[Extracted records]
▶

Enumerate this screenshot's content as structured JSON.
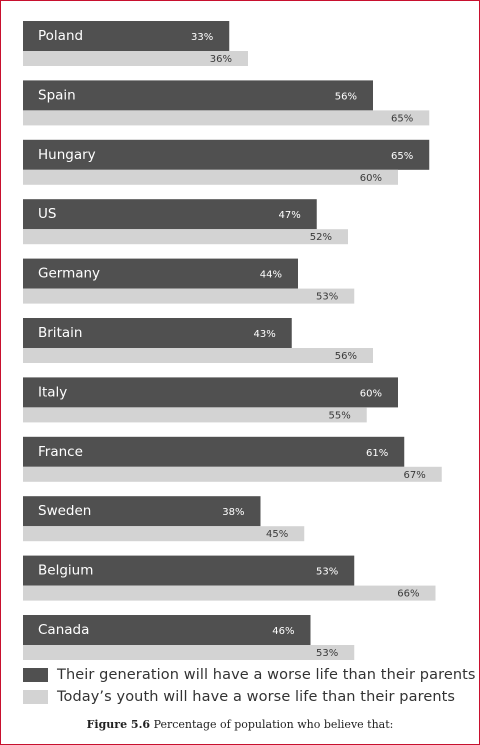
{
  "colors": {
    "series1": "#505050",
    "series2": "#d3d3d3",
    "frame": "#c8102e"
  },
  "chart_data": {
    "type": "bar",
    "orientation": "horizontal",
    "categories": [
      "Poland",
      "Spain",
      "Hungary",
      "US",
      "Germany",
      "Britain",
      "Italy",
      "France",
      "Sweden",
      "Belgium",
      "Canada"
    ],
    "series": [
      {
        "name": "Their generation will have a worse life than their parents",
        "values": [
          33,
          56,
          65,
          47,
          44,
          43,
          60,
          61,
          38,
          53,
          46
        ]
      },
      {
        "name": "Today’s youth will have a worse life than their parents",
        "values": [
          36,
          65,
          60,
          52,
          53,
          56,
          55,
          67,
          45,
          66,
          53
        ]
      }
    ],
    "value_suffix": "%",
    "xlim": [
      0,
      100
    ],
    "grid": false,
    "legend_position": "bottom"
  },
  "legend": {
    "item1": "Their generation will have a worse life than their parents",
    "item2": "Today’s youth will have a worse life than their parents"
  },
  "caption": {
    "label": "Figure 5.6",
    "text": " Percentage of population who believe that:"
  }
}
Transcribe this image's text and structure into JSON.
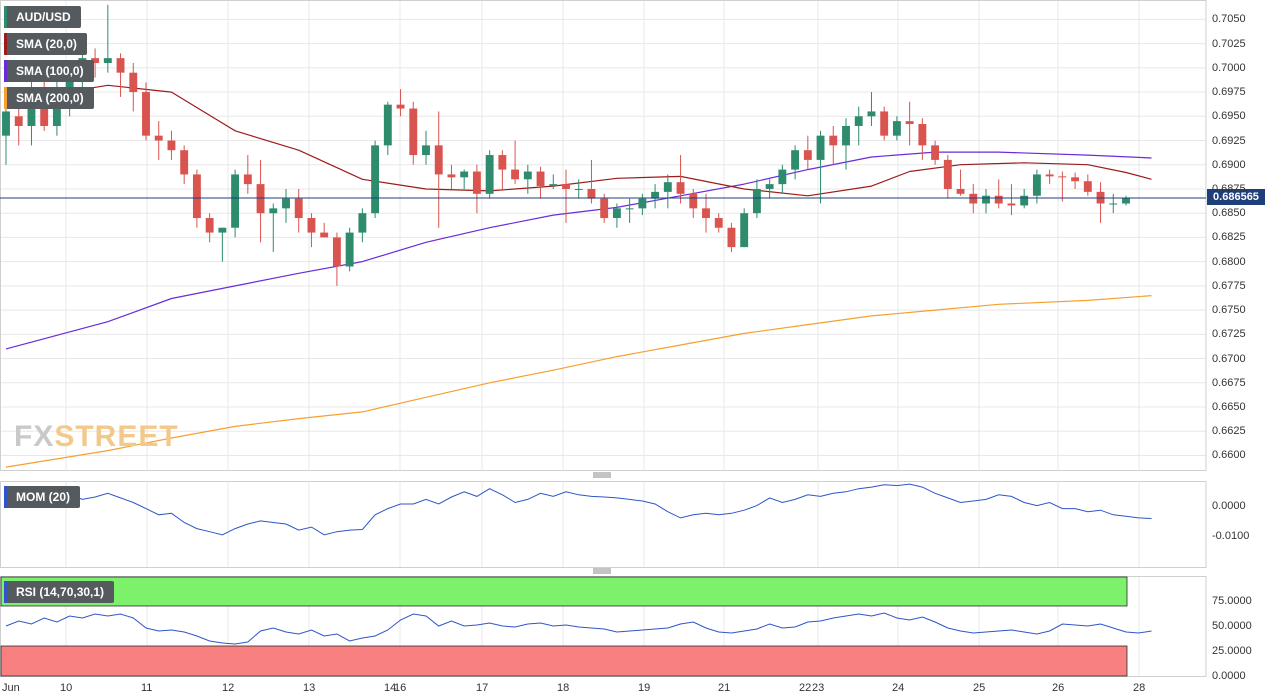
{
  "legend": {
    "symbol": "AUD/USD",
    "sma20": "SMA (20,0)",
    "sma100": "SMA (100,0)",
    "sma200": "SMA (200,0)",
    "mom": "MOM (20)",
    "rsi": "RSI (14,70,30,1)"
  },
  "colors": {
    "bull": "#2e8b6e",
    "bear": "#d9534f",
    "sma20": "#9c1c1c",
    "sma100": "#6a2bd9",
    "sma200": "#f5a031",
    "mom": "#2f55c9",
    "rsi": "#2f55c9",
    "rsi_overbought": "#7cf26a",
    "rsi_oversold": "#f88080",
    "price_line": "#1f3f7a"
  },
  "logo": {
    "part1": "FX",
    "part2": "STREET"
  },
  "current_price": "0.686565",
  "chart_data": [
    {
      "type": "candlestick",
      "title": "AUD/USD",
      "ylim": [
        0.6585,
        0.707
      ],
      "yticks": [
        "0.7050",
        "0.7025",
        "0.7000",
        "0.6975",
        "0.6950",
        "0.6925",
        "0.6900",
        "0.6875",
        "0.6850",
        "0.6825",
        "0.6800",
        "0.6775",
        "0.6750",
        "0.6725",
        "0.6700",
        "0.6675",
        "0.6650",
        "0.6625",
        "0.6600"
      ],
      "xticks": [
        "Jun",
        "10",
        "11",
        "12",
        "13",
        "14",
        "16",
        "17",
        "18",
        "19",
        "21",
        "22",
        "23",
        "24",
        "25",
        "26",
        "28"
      ],
      "candles": [
        [
          0.693,
          0.6975,
          0.69,
          0.6955
        ],
        [
          0.695,
          0.6975,
          0.692,
          0.694
        ],
        [
          0.694,
          0.699,
          0.692,
          0.6965
        ],
        [
          0.6965,
          0.6995,
          0.6935,
          0.694
        ],
        [
          0.694,
          0.6995,
          0.693,
          0.6975
        ],
        [
          0.6975,
          0.7,
          0.695,
          0.6995
        ],
        [
          0.6995,
          0.703,
          0.697,
          0.701
        ],
        [
          0.701,
          0.702,
          0.699,
          0.7005
        ],
        [
          0.7005,
          0.7065,
          0.6995,
          0.701
        ],
        [
          0.701,
          0.7015,
          0.697,
          0.6995
        ],
        [
          0.6995,
          0.7005,
          0.6955,
          0.6975
        ],
        [
          0.6975,
          0.6985,
          0.6925,
          0.693
        ],
        [
          0.693,
          0.6945,
          0.6905,
          0.6925
        ],
        [
          0.6925,
          0.6935,
          0.6905,
          0.6915
        ],
        [
          0.6915,
          0.692,
          0.688,
          0.689
        ],
        [
          0.689,
          0.6895,
          0.6835,
          0.6845
        ],
        [
          0.6845,
          0.685,
          0.682,
          0.683
        ],
        [
          0.683,
          0.6835,
          0.68,
          0.6835
        ],
        [
          0.6835,
          0.6895,
          0.6825,
          0.689
        ],
        [
          0.689,
          0.691,
          0.687,
          0.688
        ],
        [
          0.688,
          0.6905,
          0.682,
          0.685
        ],
        [
          0.685,
          0.686,
          0.681,
          0.6855
        ],
        [
          0.6855,
          0.6875,
          0.684,
          0.6865
        ],
        [
          0.6865,
          0.6875,
          0.683,
          0.6845
        ],
        [
          0.6845,
          0.685,
          0.6815,
          0.683
        ],
        [
          0.683,
          0.684,
          0.6825,
          0.6825
        ],
        [
          0.6825,
          0.683,
          0.6775,
          0.6795
        ],
        [
          0.6795,
          0.6835,
          0.679,
          0.683
        ],
        [
          0.683,
          0.6855,
          0.682,
          0.685
        ],
        [
          0.685,
          0.6925,
          0.6845,
          0.692
        ],
        [
          0.692,
          0.6965,
          0.691,
          0.6962
        ],
        [
          0.6962,
          0.6978,
          0.695,
          0.6958
        ],
        [
          0.6958,
          0.6965,
          0.69,
          0.691
        ],
        [
          0.691,
          0.6935,
          0.69,
          0.692
        ],
        [
          0.692,
          0.6955,
          0.6835,
          0.689
        ],
        [
          0.689,
          0.69,
          0.6875,
          0.6887
        ],
        [
          0.6887,
          0.6895,
          0.6875,
          0.6893
        ],
        [
          0.6893,
          0.69,
          0.685,
          0.687
        ],
        [
          0.687,
          0.6915,
          0.6865,
          0.691
        ],
        [
          0.691,
          0.6915,
          0.6875,
          0.6895
        ],
        [
          0.6895,
          0.6925,
          0.688,
          0.6885
        ],
        [
          0.6885,
          0.69,
          0.687,
          0.6893
        ],
        [
          0.6893,
          0.6898,
          0.6865,
          0.6878
        ],
        [
          0.6878,
          0.689,
          0.6875,
          0.688
        ],
        [
          0.688,
          0.6895,
          0.684,
          0.6875
        ],
        [
          0.6875,
          0.6885,
          0.6865,
          0.6875
        ],
        [
          0.6875,
          0.6905,
          0.686,
          0.6865
        ],
        [
          0.6865,
          0.687,
          0.684,
          0.6845
        ],
        [
          0.6845,
          0.686,
          0.6835,
          0.6855
        ],
        [
          0.6855,
          0.6865,
          0.684,
          0.6855
        ],
        [
          0.6855,
          0.687,
          0.6848,
          0.6865
        ],
        [
          0.6865,
          0.688,
          0.6855,
          0.6872
        ],
        [
          0.6872,
          0.689,
          0.6855,
          0.6882
        ],
        [
          0.6882,
          0.691,
          0.686,
          0.687
        ],
        [
          0.687,
          0.6875,
          0.6845,
          0.6855
        ],
        [
          0.6855,
          0.687,
          0.683,
          0.6845
        ],
        [
          0.6845,
          0.685,
          0.683,
          0.6835
        ],
        [
          0.6835,
          0.684,
          0.681,
          0.6815
        ],
        [
          0.6815,
          0.6855,
          0.6815,
          0.685
        ],
        [
          0.685,
          0.6885,
          0.6845,
          0.6875
        ],
        [
          0.6875,
          0.6885,
          0.6865,
          0.688
        ],
        [
          0.688,
          0.69,
          0.687,
          0.6895
        ],
        [
          0.6895,
          0.692,
          0.6885,
          0.6915
        ],
        [
          0.6915,
          0.693,
          0.6895,
          0.6905
        ],
        [
          0.6905,
          0.6935,
          0.686,
          0.693
        ],
        [
          0.693,
          0.694,
          0.69,
          0.692
        ],
        [
          0.692,
          0.6948,
          0.6895,
          0.694
        ],
        [
          0.694,
          0.696,
          0.692,
          0.695
        ],
        [
          0.695,
          0.6975,
          0.694,
          0.6955
        ],
        [
          0.6955,
          0.696,
          0.6925,
          0.693
        ],
        [
          0.693,
          0.695,
          0.6925,
          0.6945
        ],
        [
          0.6945,
          0.6965,
          0.692,
          0.6942
        ],
        [
          0.6942,
          0.6948,
          0.6905,
          0.692
        ],
        [
          0.692,
          0.6925,
          0.69,
          0.6905
        ],
        [
          0.6905,
          0.691,
          0.6865,
          0.6875
        ],
        [
          0.6875,
          0.6895,
          0.6868,
          0.687
        ],
        [
          0.687,
          0.688,
          0.685,
          0.686
        ],
        [
          0.686,
          0.6875,
          0.685,
          0.6868
        ],
        [
          0.6868,
          0.6885,
          0.6855,
          0.686
        ],
        [
          0.686,
          0.688,
          0.6848,
          0.6858
        ],
        [
          0.6858,
          0.6875,
          0.6855,
          0.6868
        ],
        [
          0.6868,
          0.6895,
          0.686,
          0.689
        ],
        [
          0.689,
          0.6895,
          0.688,
          0.6888
        ],
        [
          0.6888,
          0.6893,
          0.6862,
          0.6887
        ],
        [
          0.6887,
          0.6892,
          0.6875,
          0.6883
        ],
        [
          0.6883,
          0.689,
          0.6868,
          0.6872
        ],
        [
          0.6872,
          0.6882,
          0.684,
          0.686
        ],
        [
          0.686,
          0.687,
          0.685,
          0.686
        ],
        [
          0.686,
          0.6868,
          0.6858,
          0.6866
        ]
      ],
      "sma20": [
        [
          0,
          0.6965
        ],
        [
          8,
          0.6982
        ],
        [
          13,
          0.6975
        ],
        [
          18,
          0.6935
        ],
        [
          23,
          0.6915
        ],
        [
          28,
          0.6885
        ],
        [
          33,
          0.6875
        ],
        [
          38,
          0.6873
        ],
        [
          43,
          0.6878
        ],
        [
          48,
          0.6886
        ],
        [
          53,
          0.6888
        ],
        [
          58,
          0.6875
        ],
        [
          63,
          0.6868
        ],
        [
          68,
          0.6878
        ],
        [
          71,
          0.6893
        ],
        [
          75,
          0.69
        ],
        [
          80,
          0.6902
        ],
        [
          85,
          0.69
        ],
        [
          88,
          0.6892
        ],
        [
          90,
          0.6885
        ]
      ],
      "sma100": [
        [
          0,
          0.671
        ],
        [
          8,
          0.6738
        ],
        [
          13,
          0.6762
        ],
        [
          18,
          0.6775
        ],
        [
          23,
          0.6788
        ],
        [
          28,
          0.68
        ],
        [
          33,
          0.682
        ],
        [
          38,
          0.6835
        ],
        [
          43,
          0.6848
        ],
        [
          48,
          0.6856
        ],
        [
          53,
          0.6868
        ],
        [
          58,
          0.688
        ],
        [
          63,
          0.6895
        ],
        [
          68,
          0.6908
        ],
        [
          73,
          0.6913
        ],
        [
          78,
          0.6913
        ],
        [
          85,
          0.691
        ],
        [
          90,
          0.6907
        ]
      ],
      "sma200": [
        [
          0,
          0.6588
        ],
        [
          8,
          0.6605
        ],
        [
          13,
          0.6618
        ],
        [
          18,
          0.663
        ],
        [
          23,
          0.6638
        ],
        [
          28,
          0.6645
        ],
        [
          33,
          0.666
        ],
        [
          38,
          0.6675
        ],
        [
          43,
          0.6688
        ],
        [
          48,
          0.6702
        ],
        [
          53,
          0.6714
        ],
        [
          58,
          0.6726
        ],
        [
          63,
          0.6735
        ],
        [
          68,
          0.6744
        ],
        [
          73,
          0.675
        ],
        [
          78,
          0.6756
        ],
        [
          85,
          0.676
        ],
        [
          90,
          0.6765
        ]
      ]
    },
    {
      "type": "line",
      "title": "MOM (20)",
      "ylim": [
        -0.02,
        0.008
      ],
      "yticks": [
        "0.0000",
        "-0.0100"
      ],
      "values": [
        0.0045,
        0.004,
        0.003,
        0.0042,
        0.001,
        0.0035,
        0.002,
        0.0028,
        0.004,
        0.0025,
        0.001,
        -0.001,
        -0.003,
        -0.0025,
        -0.0055,
        -0.0075,
        -0.0085,
        -0.0095,
        -0.0075,
        -0.006,
        -0.005,
        -0.0055,
        -0.006,
        -0.008,
        -0.007,
        -0.0095,
        -0.0085,
        -0.008,
        -0.0078,
        -0.003,
        -0.001,
        0.0005,
        0.0005,
        0.002,
        0.0005,
        0.0028,
        0.0045,
        0.003,
        0.0055,
        0.0035,
        0.001,
        0.002,
        0.004,
        0.003,
        0.0045,
        0.0035,
        0.003,
        0.0028,
        0.0025,
        0.002,
        0.0015,
        0.0005,
        -0.002,
        -0.004,
        -0.003,
        -0.0025,
        -0.003,
        -0.0025,
        -0.0015,
        0.0,
        0.0025,
        0.001,
        0.002,
        0.0035,
        0.003,
        0.004,
        0.0045,
        0.0055,
        0.006,
        0.0068,
        0.0065,
        0.007,
        0.006,
        0.004,
        0.0025,
        0.001,
        0.0015,
        0.002,
        0.0035,
        0.003,
        0.001,
        0.0,
        0.001,
        -0.001,
        -0.001,
        -0.002,
        -0.0015,
        -0.003,
        -0.0035,
        -0.004,
        -0.0042
      ]
    },
    {
      "type": "line",
      "title": "RSI (14,70,30,1)",
      "ylim": [
        0,
        100
      ],
      "yticks": [
        "75.0000",
        "50.0000",
        "25.0000",
        "0.0000"
      ],
      "overbought": 70,
      "oversold": 30,
      "values": [
        50,
        55,
        52,
        58,
        54,
        60,
        58,
        62,
        60,
        62,
        58,
        48,
        45,
        46,
        44,
        40,
        35,
        33,
        32,
        34,
        45,
        48,
        44,
        42,
        46,
        40,
        42,
        35,
        38,
        40,
        46,
        56,
        62,
        60,
        50,
        55,
        50,
        51,
        53,
        50,
        49,
        52,
        53,
        50,
        51,
        49,
        48,
        47,
        44,
        45,
        46,
        47,
        48,
        52,
        54,
        48,
        44,
        43,
        45,
        47,
        52,
        48,
        49,
        54,
        55,
        58,
        60,
        62,
        60,
        63,
        58,
        56,
        59,
        54,
        48,
        45,
        43,
        44,
        45,
        46,
        44,
        42,
        45,
        52,
        51,
        50,
        52,
        48,
        44,
        43,
        45
      ]
    }
  ]
}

◀

__Task statement__:
Read the data above and count the lines that include "worse". Answer only with the count.

__Finished exercise__:
4